[Start LISTED ENTRIES]

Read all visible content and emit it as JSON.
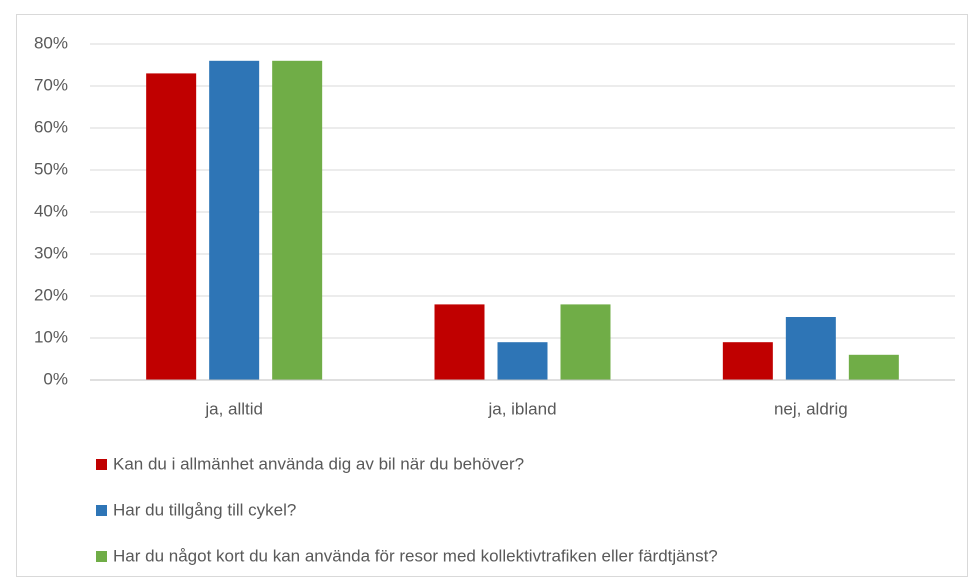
{
  "chart_data": {
    "type": "bar",
    "categories": [
      "ja, alltid",
      "ja, ibland",
      "nej, aldrig"
    ],
    "series": [
      {
        "name": "Kan du i allmänhet använda dig av bil när du behöver?",
        "color": "#c00000",
        "values": [
          73,
          18,
          9
        ]
      },
      {
        "name": "Har du tillgång till cykel?",
        "color": "#2e75b6",
        "values": [
          76,
          9,
          15
        ]
      },
      {
        "name": "Har du något kort du kan använda för resor med kollektivtrafiken eller färdtjänst?",
        "color": "#70ad47",
        "values": [
          76,
          18,
          6
        ]
      }
    ],
    "ylim": [
      0,
      80
    ],
    "yticks": [
      {
        "value": 0,
        "label": "0%"
      },
      {
        "value": 10,
        "label": "10%"
      },
      {
        "value": 20,
        "label": "20%"
      },
      {
        "value": 30,
        "label": "30%"
      },
      {
        "value": 40,
        "label": "40%"
      },
      {
        "value": 50,
        "label": "50%"
      },
      {
        "value": 60,
        "label": "60%"
      },
      {
        "value": 70,
        "label": "70%"
      },
      {
        "value": 80,
        "label": "80%"
      }
    ],
    "grid": true,
    "legend": "bottom"
  }
}
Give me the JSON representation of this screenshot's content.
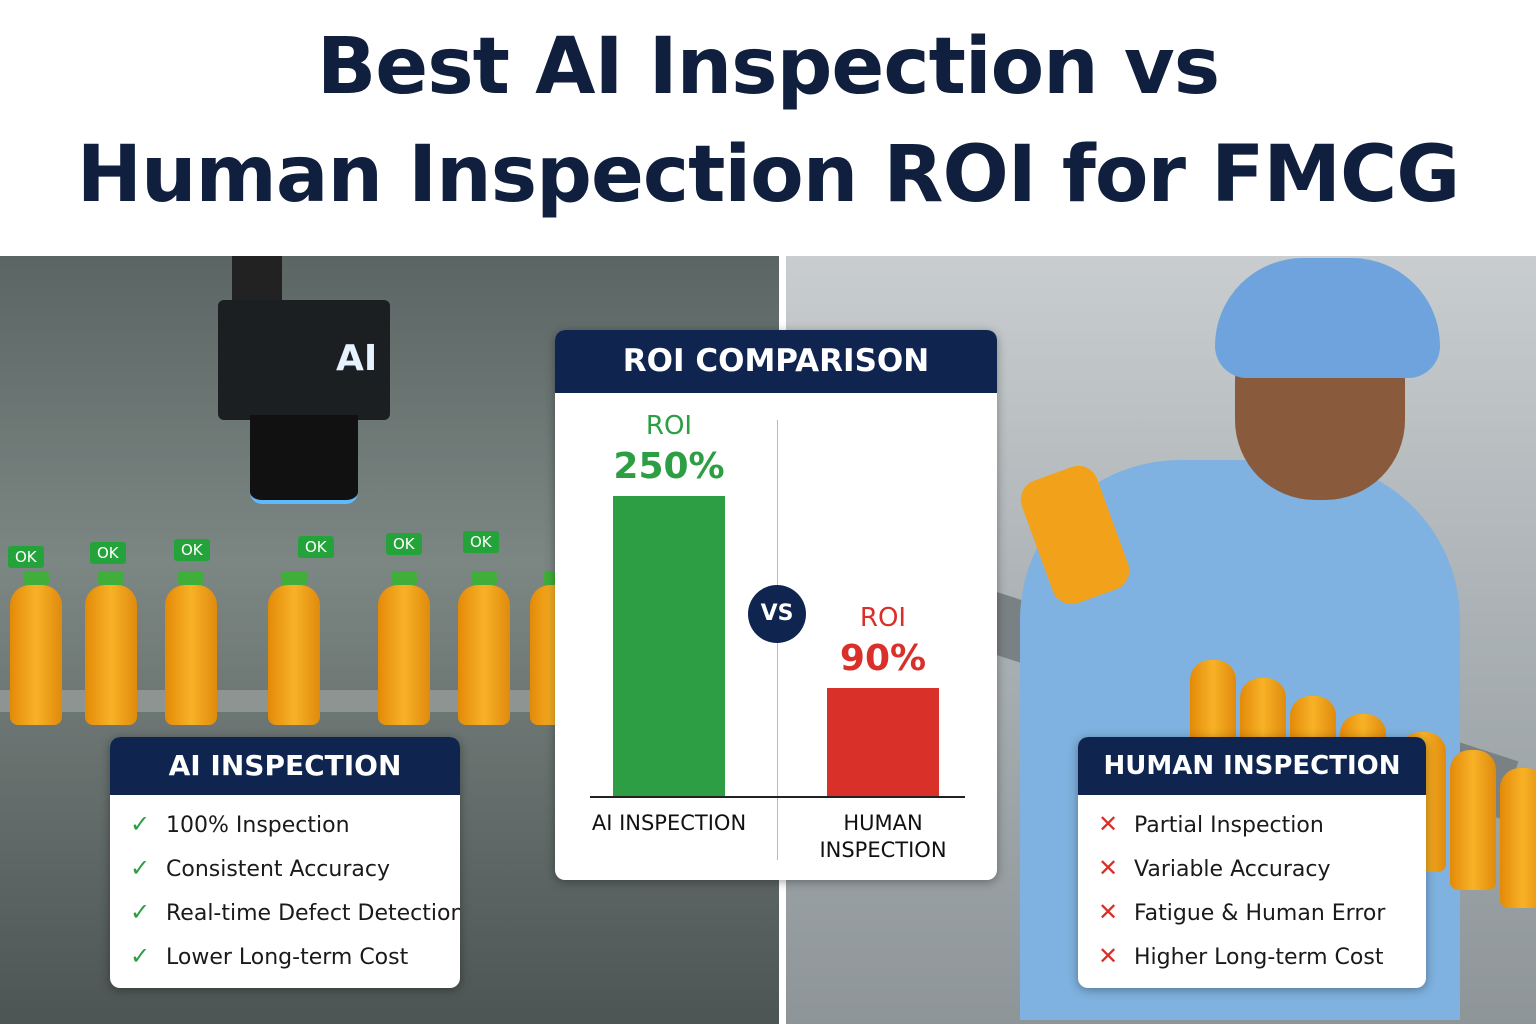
{
  "header": {
    "title_line_1": "Best AI Inspection vs",
    "title_line_2": "Human Inspection ROI for FMCG"
  },
  "camera_label": "AI",
  "ok_tags": [
    "OK",
    "OK",
    "OK",
    "OK",
    "OK",
    "OK"
  ],
  "chart_data": {
    "type": "bar",
    "title": "ROI COMPARISON",
    "categories": [
      "AI INSPECTION",
      "HUMAN INSPECTION"
    ],
    "values": [
      250,
      90
    ],
    "value_labels": [
      "250%",
      "90%"
    ],
    "bar_captions": [
      "ROI",
      "ROI"
    ],
    "colors": [
      "#2e9e44",
      "#d9302a"
    ],
    "versus": "VS"
  },
  "left_panel": {
    "title": "AI INSPECTION",
    "items": [
      "100% Inspection",
      "Consistent Accuracy",
      "Real-time Defect Detection",
      "Lower Long-term Cost"
    ]
  },
  "right_panel": {
    "title": "HUMAN INSPECTION",
    "items": [
      "Partial Inspection",
      "Variable Accuracy",
      "Fatigue & Human Error",
      "Higher Long-term Cost"
    ]
  }
}
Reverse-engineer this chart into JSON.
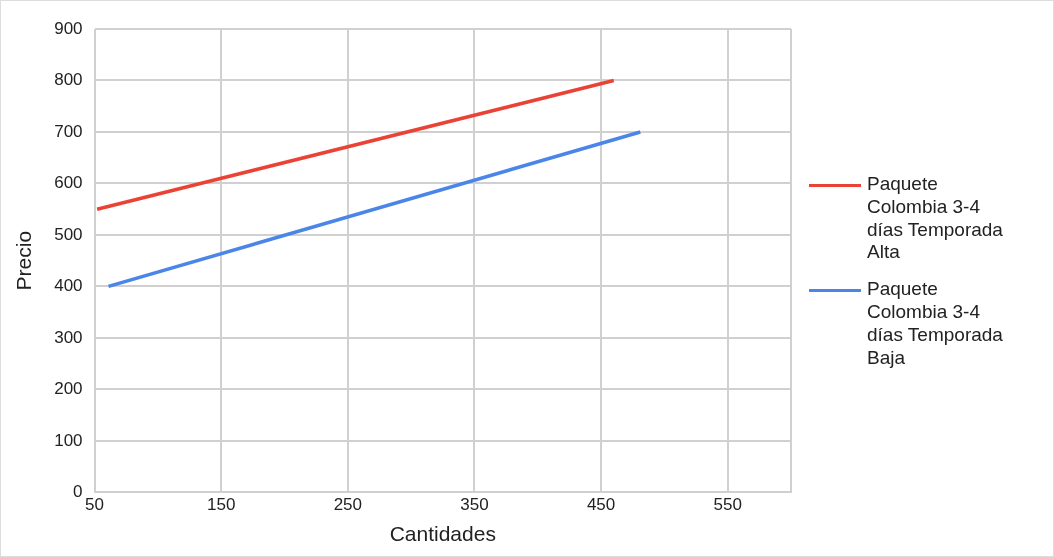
{
  "chart_data": {
    "type": "line",
    "xlabel": "Cantidades",
    "ylabel": "Precio",
    "xlim": [
      50,
      600
    ],
    "xticks": [
      50,
      150,
      250,
      350,
      450,
      550,
      {
        "value": 600,
        "label": null
      }
    ],
    "ylim": [
      0,
      900
    ],
    "yticks": [
      0,
      100,
      200,
      300,
      400,
      500,
      600,
      700,
      800,
      900
    ],
    "grid": true,
    "legend": "right",
    "marker": "none",
    "series": [
      {
        "name": "Paquete Colombia 3-4 días Temporada Alta",
        "color": "#ea4335",
        "x": [
          52,
          460
        ],
        "values": [
          550,
          800
        ]
      },
      {
        "name": "Paquete Colombia 3-4 días Temporada Baja",
        "color": "#4a86e8",
        "x": [
          61,
          481
        ],
        "values": [
          400,
          700
        ]
      }
    ]
  }
}
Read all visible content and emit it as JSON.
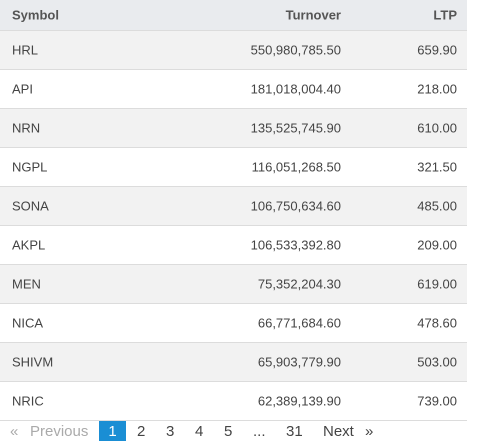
{
  "table": {
    "headers": [
      "Symbol",
      "Turnover",
      "LTP"
    ],
    "rows": [
      [
        "HRL",
        "550,980,785.50",
        "659.90"
      ],
      [
        "API",
        "181,018,004.40",
        "218.00"
      ],
      [
        "NRN",
        "135,525,745.90",
        "610.00"
      ],
      [
        "NGPL",
        "116,051,268.50",
        "321.50"
      ],
      [
        "SONA",
        "106,750,634.60",
        "485.00"
      ],
      [
        "AKPL",
        "106,533,392.80",
        "209.00"
      ],
      [
        "MEN",
        "75,352,204.30",
        "619.00"
      ],
      [
        "NICA",
        "66,771,684.60",
        "478.60"
      ],
      [
        "SHIVM",
        "65,903,779.90",
        "503.00"
      ],
      [
        "NRIC",
        "62,389,139.90",
        "739.00"
      ]
    ]
  },
  "pagination": {
    "prev_icon": "«",
    "previous": "Previous",
    "pages": [
      "1",
      "2",
      "3",
      "4",
      "5",
      "...",
      "31"
    ],
    "next": "Next",
    "next_icon": "»"
  }
}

[End LISTED ENTRIES]

» REQUIREMENTS
Ignore the images and quote every line of the listing exactly.

» FINAL ANSWER
Read all visible content and emit it as JSON.
{
  "chart_data": {
    "type": "bar",
    "categories": [
      "ja, alltid",
      "ja, ibland",
      "nej, aldrig"
    ],
    "series": [
      {
        "name": "Kan du i allmänhet använda dig av bil när du behöver?",
        "color": "#c00000",
        "values": [
          73,
          18,
          9
        ]
      },
      {
        "name": "Har du tillgång till cykel?",
        "color": "#2e75b6",
        "values": [
          76,
          9,
          15
        ]
      },
      {
        "name": "Har du något kort du kan använda för resor med kollektivtrafiken eller färdtjänst?",
        "color": "#70ad47",
        "values": [
          76,
          18,
          6
        ]
      }
    ],
    "ylim": [
      0,
      80
    ],
    "yticks": [
      {
        "value": 0,
        "label": "0%"
      },
      {
        "value": 10,
        "label": "10%"
      },
      {
        "value": 20,
        "label": "20%"
      },
      {
        "value": 30,
        "label": "30%"
      },
      {
        "value": 40,
        "label": "40%"
      },
      {
        "value": 50,
        "label": "50%"
      },
      {
        "value": 60,
        "label": "60%"
      },
      {
        "value": 70,
        "label": "70%"
      },
      {
        "value": 80,
        "label": "80%"
      }
    ],
    "grid": true,
    "legend": "bottom"
  }
}
Give me the JSON representation of this screenshot's content.
{
  "header": {
    "title_line_1": "Best AI Inspection vs",
    "title_line_2": "Human Inspection ROI for FMCG"
  },
  "camera_label": "AI",
  "ok_tags": [
    "OK",
    "OK",
    "OK",
    "OK",
    "OK",
    "OK"
  ],
  "chart_data": {
    "type": "bar",
    "title": "ROI COMPARISON",
    "categories": [
      "AI INSPECTION",
      "HUMAN INSPECTION"
    ],
    "values": [
      250,
      90
    ],
    "value_labels": [
      "250%",
      "90%"
    ],
    "bar_captions": [
      "ROI",
      "ROI"
    ],
    "colors": [
      "#2e9e44",
      "#d9302a"
    ],
    "versus": "VS"
  },
  "left_panel": {
    "title": "AI INSPECTION",
    "items": [
      "100% Inspection",
      "Consistent Accuracy",
      "Real-time Defect Detection",
      "Lower Long-term Cost"
    ]
  },
  "right_panel": {
    "title": "HUMAN INSPECTION",
    "items": [
      "Partial Inspection",
      "Variable Accuracy",
      "Fatigue & Human Error",
      "Higher Long-term Cost"
    ]
  }
}
Reverse-engineer this chart into JSON.
{
  "chart_data": {
    "type": "line",
    "xlabel": "Cantidades",
    "ylabel": "Precio",
    "xlim": [
      50,
      600
    ],
    "xticks": [
      50,
      150,
      250,
      350,
      450,
      550,
      {
        "value": 600,
        "label": null
      }
    ],
    "ylim": [
      0,
      900
    ],
    "yticks": [
      0,
      100,
      200,
      300,
      400,
      500,
      600,
      700,
      800,
      900
    ],
    "grid": true,
    "legend": "right",
    "marker": "none",
    "series": [
      {
        "name": "Paquete Colombia 3-4 días Temporada Alta",
        "color": "#ea4335",
        "x": [
          52,
          460
        ],
        "values": [
          550,
          800
        ]
      },
      {
        "name": "Paquete Colombia 3-4 días Temporada Baja",
        "color": "#4a86e8",
        "x": [
          61,
          481
        ],
        "values": [
          400,
          700
        ]
      }
    ]
  }
}
Read all visible content and emit it as JSON.
{
  "table": {
    "headers": [
      "Symbol",
      "Turnover",
      "LTP"
    ],
    "rows": [
      [
        "HRL",
        "550,980,785.50",
        "659.90"
      ],
      [
        "API",
        "181,018,004.40",
        "218.00"
      ],
      [
        "NRN",
        "135,525,745.90",
        "610.00"
      ],
      [
        "NGPL",
        "116,051,268.50",
        "321.50"
      ],
      [
        "SONA",
        "106,750,634.60",
        "485.00"
      ],
      [
        "AKPL",
        "106,533,392.80",
        "209.00"
      ],
      [
        "MEN",
        "75,352,204.30",
        "619.00"
      ],
      [
        "NICA",
        "66,771,684.60",
        "478.60"
      ],
      [
        "SHIVM",
        "65,903,779.90",
        "503.00"
      ],
      [
        "NRIC",
        "62,389,139.90",
        "739.00"
      ]
    ]
  },
  "pagination": {
    "prev_icon": "«",
    "previous": "Previous",
    "pages": [
      "1",
      "2",
      "3",
      "4",
      "5",
      "...",
      "31"
    ],
    "next": "Next",
    "next_icon": "»"
  }
}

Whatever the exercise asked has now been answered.